= STATED TASK =
Search the material below for the string "every" and extract each line that has it.

START SOURCE MATERIAL

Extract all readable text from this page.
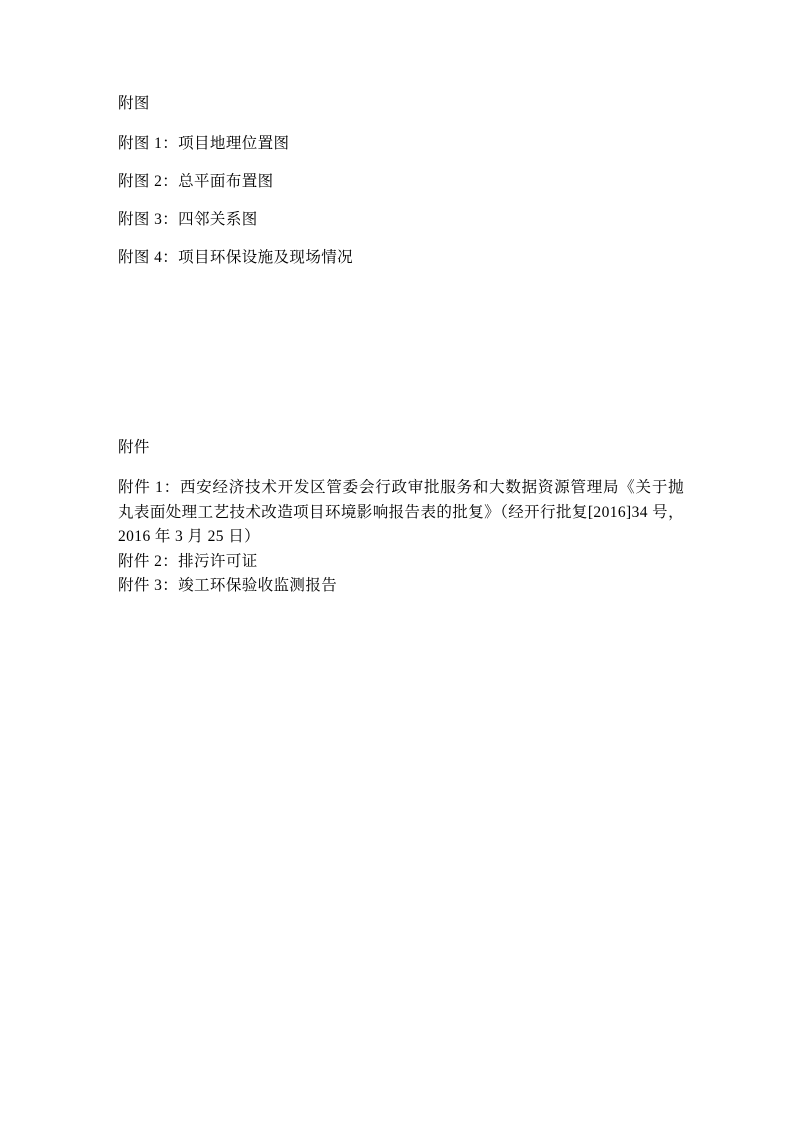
附图
附图 1：项目地理位置图
附图 2：总平面布置图
附图 3：四邻关系图
附图 4：项目环保设施及现场情况
附件
附件 1：西安经济技术开发区管委会行政审批服务和大数据资源管理局《关于抛丸表面处理工艺技术改造项目环境影响报告表的批复》（经开行批复[2016]34 号，2016 年 3 月 25 日）
附件 2：排污许可证
附件 3：竣工环保验收监测报告
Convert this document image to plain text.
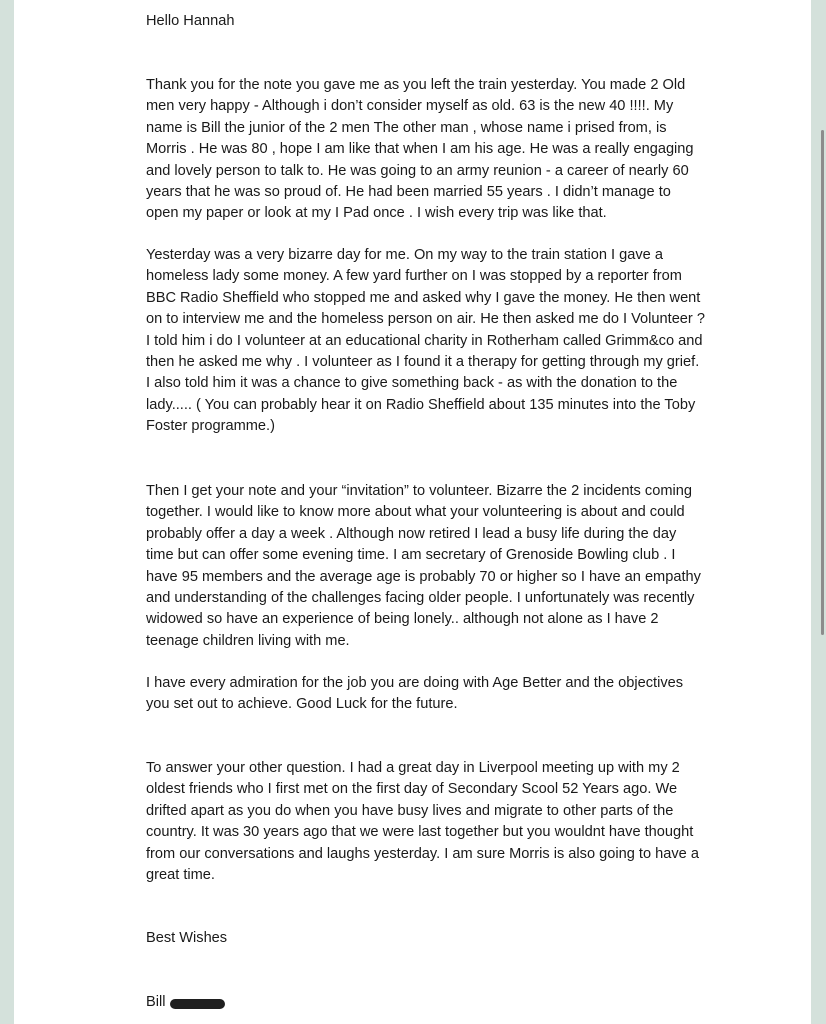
Hello Hannah

Thank you for the note you gave me as you left the train yesterday. You made 2 Old men very happy - Although i don’t consider myself as old. 63 is the new 40 !!!!. My name is Bill the junior of the 2 men The other man , whose name i prised from, is Morris . He was 80 , hope I am like that when I am his age. He was a really engaging and lovely person to talk to. He was going to an army reunion - a career of nearly 60 years that he was so proud of. He had been married 55 years . I didn’t manage to open my paper or look at my I Pad once . I wish every trip was like that.

Yesterday was a very bizarre day for me. On my way to the train station I gave a homeless lady some money. A few yard further on I was stopped by a reporter from BBC Radio Sheffield who stopped me and asked why I gave the money. He then went on to interview me and the homeless person on air. He then asked me do I Volunteer ? I told him i do I volunteer at an educational charity in Rotherham called Grimm&co and then he asked me why . I volunteer as I found it a therapy for getting through my grief. I also told him it was a chance to give something back - as with the donation to the lady..... ( You can probably hear it on Radio Sheffield about 135 minutes into the Toby Foster programme.)

Then I get your note and your “invitation” to volunteer. Bizarre the 2 incidents coming together. I would like to know more about what your volunteering is about and could probably offer a day a week . Although now retired I lead a busy life during the day time but can offer some evening time. I am secretary of Grenoside Bowling club . I have 95 members and the average age is probably 70 or higher so I have an empathy and understanding of the challenges facing older people. I unfortunately was recently widowed so have an experience of being lonely.. although not alone as I have 2 teenage children living with me.

I have every admiration for the job you are doing with Age Better and the objectives you set out to achieve. Good Luck for the future.

To answer your other question. I had a great day in Liverpool meeting up with my 2 oldest friends who I first met on the first day of Secondary Scool 52 Years ago. We drifted apart as you do when you have busy lives and migrate to other parts of the country. It was 30 years ago that we were last together but you wouldnt have thought from our conversations and laughs yesterday. I am sure Morris is also going to have a great time.

Best Wishes

Bill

END SOURCE MATERIAL

= SOLUTION TO THIS PROBLEM =
Thank you for the note you gave me as you left the train yesterday. You made 2 Old men very happy - Although i don’t consider myself as old. 63 is the new 40 !!!!. My name is Bill the junior of the 2 men The other man , whose name i prised from, is Morris . He was 80 , hope I am like that when I am his age. He was a really engaging and lovely person to talk to. He was going to an army reunion - a career of nearly 60 years that he was so proud of. He had been married 55 years . I didn’t manage to open my paper or look at my I Pad once . I wish every trip was like that.
I have every admiration for the job you are doing with Age Better and the objectives you set out to achieve. Good Luck for the future.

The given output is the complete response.